> [Task description]:
Retype the complete listing exactly as it appears.

> [Records shown]:
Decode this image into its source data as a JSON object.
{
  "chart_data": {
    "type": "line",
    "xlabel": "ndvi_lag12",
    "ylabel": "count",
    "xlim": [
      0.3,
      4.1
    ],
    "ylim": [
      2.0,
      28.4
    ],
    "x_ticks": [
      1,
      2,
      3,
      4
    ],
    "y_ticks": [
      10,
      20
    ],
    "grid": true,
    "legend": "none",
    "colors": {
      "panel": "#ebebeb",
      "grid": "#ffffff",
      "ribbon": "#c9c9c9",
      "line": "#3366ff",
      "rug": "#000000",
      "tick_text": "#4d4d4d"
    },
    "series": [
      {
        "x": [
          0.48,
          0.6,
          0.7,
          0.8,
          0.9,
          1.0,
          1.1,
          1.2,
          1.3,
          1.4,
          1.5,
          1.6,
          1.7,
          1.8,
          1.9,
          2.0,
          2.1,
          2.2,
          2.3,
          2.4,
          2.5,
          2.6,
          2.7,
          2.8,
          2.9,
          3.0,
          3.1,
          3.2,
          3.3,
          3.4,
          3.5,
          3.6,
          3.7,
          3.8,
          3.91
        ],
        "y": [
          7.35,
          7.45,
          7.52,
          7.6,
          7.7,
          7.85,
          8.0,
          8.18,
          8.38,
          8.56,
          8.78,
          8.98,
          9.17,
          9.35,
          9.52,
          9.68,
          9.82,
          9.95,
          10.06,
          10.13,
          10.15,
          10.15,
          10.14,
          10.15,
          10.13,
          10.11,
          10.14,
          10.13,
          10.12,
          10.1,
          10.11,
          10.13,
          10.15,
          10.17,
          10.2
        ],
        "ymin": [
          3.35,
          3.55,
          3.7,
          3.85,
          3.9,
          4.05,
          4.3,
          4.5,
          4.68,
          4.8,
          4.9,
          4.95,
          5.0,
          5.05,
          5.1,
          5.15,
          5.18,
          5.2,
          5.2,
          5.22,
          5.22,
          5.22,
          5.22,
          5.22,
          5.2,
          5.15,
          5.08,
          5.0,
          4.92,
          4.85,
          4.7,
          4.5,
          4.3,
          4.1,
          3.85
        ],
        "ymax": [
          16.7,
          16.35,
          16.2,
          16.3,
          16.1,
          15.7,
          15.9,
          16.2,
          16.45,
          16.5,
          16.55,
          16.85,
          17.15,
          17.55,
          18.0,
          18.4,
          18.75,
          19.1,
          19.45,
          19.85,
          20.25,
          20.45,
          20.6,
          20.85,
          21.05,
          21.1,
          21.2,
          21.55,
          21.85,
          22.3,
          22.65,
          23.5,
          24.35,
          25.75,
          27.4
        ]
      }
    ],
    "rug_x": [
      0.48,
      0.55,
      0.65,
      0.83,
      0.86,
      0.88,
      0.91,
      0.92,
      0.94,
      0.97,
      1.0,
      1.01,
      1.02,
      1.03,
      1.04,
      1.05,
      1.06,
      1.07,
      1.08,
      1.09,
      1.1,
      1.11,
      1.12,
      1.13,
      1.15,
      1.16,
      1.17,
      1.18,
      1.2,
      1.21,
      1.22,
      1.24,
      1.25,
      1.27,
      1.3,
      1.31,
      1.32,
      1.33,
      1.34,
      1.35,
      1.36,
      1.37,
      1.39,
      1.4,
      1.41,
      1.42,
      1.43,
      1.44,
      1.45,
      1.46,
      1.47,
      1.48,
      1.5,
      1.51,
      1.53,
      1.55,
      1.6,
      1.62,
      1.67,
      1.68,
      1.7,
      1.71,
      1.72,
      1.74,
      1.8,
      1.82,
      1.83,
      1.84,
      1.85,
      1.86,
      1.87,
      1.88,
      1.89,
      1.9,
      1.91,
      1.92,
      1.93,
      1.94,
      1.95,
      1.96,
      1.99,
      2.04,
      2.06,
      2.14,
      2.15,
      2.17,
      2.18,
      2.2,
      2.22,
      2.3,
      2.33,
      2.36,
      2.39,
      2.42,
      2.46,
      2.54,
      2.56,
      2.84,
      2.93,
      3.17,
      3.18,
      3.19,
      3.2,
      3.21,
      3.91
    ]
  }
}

> [Task solution]:
Decode this image into its source data as a JSON object.
{
  "chart_data": {
    "type": "line",
    "xlabel": "ndvi_lag12",
    "ylabel": "count",
    "xlim": [
      0.3,
      4.1
    ],
    "ylim": [
      2.0,
      28.4
    ],
    "x_ticks": [
      1,
      2,
      3,
      4
    ],
    "y_ticks": [
      10,
      20
    ],
    "grid": true,
    "legend": "none",
    "colors": {
      "panel": "#ebebeb",
      "grid": "#ffffff",
      "ribbon": "#c9c9c9",
      "line": "#3366ff",
      "rug": "#000000",
      "tick_text": "#4d4d4d"
    },
    "series": [
      {
        "x": [
          0.48,
          0.6,
          0.7,
          0.8,
          0.9,
          1.0,
          1.1,
          1.2,
          1.3,
          1.4,
          1.5,
          1.6,
          1.7,
          1.8,
          1.9,
          2.0,
          2.1,
          2.2,
          2.3,
          2.4,
          2.5,
          2.6,
          2.7,
          2.8,
          2.9,
          3.0,
          3.1,
          3.2,
          3.3,
          3.4,
          3.5,
          3.6,
          3.7,
          3.8,
          3.91
        ],
        "y": [
          7.35,
          7.45,
          7.52,
          7.6,
          7.7,
          7.85,
          8.0,
          8.18,
          8.38,
          8.56,
          8.78,
          8.98,
          9.17,
          9.35,
          9.52,
          9.68,
          9.82,
          9.95,
          10.06,
          10.13,
          10.15,
          10.15,
          10.14,
          10.15,
          10.13,
          10.11,
          10.14,
          10.13,
          10.12,
          10.1,
          10.11,
          10.13,
          10.15,
          10.17,
          10.2
        ],
        "ymin": [
          3.35,
          3.55,
          3.7,
          3.85,
          3.9,
          4.05,
          4.3,
          4.5,
          4.68,
          4.8,
          4.9,
          4.95,
          5.0,
          5.05,
          5.1,
          5.15,
          5.18,
          5.2,
          5.2,
          5.22,
          5.22,
          5.22,
          5.22,
          5.22,
          5.2,
          5.15,
          5.08,
          5.0,
          4.92,
          4.85,
          4.7,
          4.5,
          4.3,
          4.1,
          3.85
        ],
        "ymax": [
          16.7,
          16.35,
          16.2,
          16.3,
          16.1,
          15.7,
          15.9,
          16.2,
          16.45,
          16.5,
          16.55,
          16.85,
          17.15,
          17.55,
          18.0,
          18.4,
          18.75,
          19.1,
          19.45,
          19.85,
          20.25,
          20.45,
          20.6,
          20.85,
          21.05,
          21.1,
          21.2,
          21.55,
          21.85,
          22.3,
          22.65,
          23.5,
          24.35,
          25.75,
          27.4
        ]
      }
    ],
    "rug_x": [
      0.48,
      0.55,
      0.65,
      0.83,
      0.86,
      0.88,
      0.91,
      0.92,
      0.94,
      0.97,
      1.0,
      1.01,
      1.02,
      1.03,
      1.04,
      1.05,
      1.06,
      1.07,
      1.08,
      1.09,
      1.1,
      1.11,
      1.12,
      1.13,
      1.15,
      1.16,
      1.17,
      1.18,
      1.2,
      1.21,
      1.22,
      1.24,
      1.25,
      1.27,
      1.3,
      1.31,
      1.32,
      1.33,
      1.34,
      1.35,
      1.36,
      1.37,
      1.39,
      1.4,
      1.41,
      1.42,
      1.43,
      1.44,
      1.45,
      1.46,
      1.47,
      1.48,
      1.5,
      1.51,
      1.53,
      1.55,
      1.6,
      1.62,
      1.67,
      1.68,
      1.7,
      1.71,
      1.72,
      1.74,
      1.8,
      1.82,
      1.83,
      1.84,
      1.85,
      1.86,
      1.87,
      1.88,
      1.89,
      1.9,
      1.91,
      1.92,
      1.93,
      1.94,
      1.95,
      1.96,
      1.99,
      2.04,
      2.06,
      2.14,
      2.15,
      2.17,
      2.18,
      2.2,
      2.22,
      2.3,
      2.33,
      2.36,
      2.39,
      2.42,
      2.46,
      2.54,
      2.56,
      2.84,
      2.93,
      3.17,
      3.18,
      3.19,
      3.2,
      3.21,
      3.91
    ]
  }
}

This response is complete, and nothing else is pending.